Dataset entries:
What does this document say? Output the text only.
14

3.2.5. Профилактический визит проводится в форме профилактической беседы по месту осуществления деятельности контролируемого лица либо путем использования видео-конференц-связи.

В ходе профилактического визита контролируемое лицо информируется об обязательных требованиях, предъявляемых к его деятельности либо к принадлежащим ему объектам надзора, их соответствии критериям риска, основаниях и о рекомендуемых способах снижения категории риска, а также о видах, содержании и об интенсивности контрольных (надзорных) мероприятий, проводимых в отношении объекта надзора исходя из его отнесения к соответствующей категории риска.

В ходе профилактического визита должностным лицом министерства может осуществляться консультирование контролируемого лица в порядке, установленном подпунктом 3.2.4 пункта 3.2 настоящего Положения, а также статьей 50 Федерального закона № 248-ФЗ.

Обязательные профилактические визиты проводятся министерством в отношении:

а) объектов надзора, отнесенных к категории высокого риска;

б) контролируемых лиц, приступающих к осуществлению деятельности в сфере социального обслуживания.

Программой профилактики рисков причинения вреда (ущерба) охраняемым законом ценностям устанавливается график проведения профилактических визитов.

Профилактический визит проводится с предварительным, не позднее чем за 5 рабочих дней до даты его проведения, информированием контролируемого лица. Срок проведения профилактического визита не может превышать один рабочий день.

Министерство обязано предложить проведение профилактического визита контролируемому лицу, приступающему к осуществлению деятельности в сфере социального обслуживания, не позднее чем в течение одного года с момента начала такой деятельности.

**Description of the task**
Track down every line with the word "сфере" and copy it.

**In response**
б) контролируемых лиц, приступающих к осуществлению деятельности в сфере социального обслуживания.
Министерство обязано предложить проведение профилактического визита контролируемому лицу, приступающему к осуществлению деятельности в сфере социального обслуживания, не позднее чем в течение одного года с момента начала такой деятельности.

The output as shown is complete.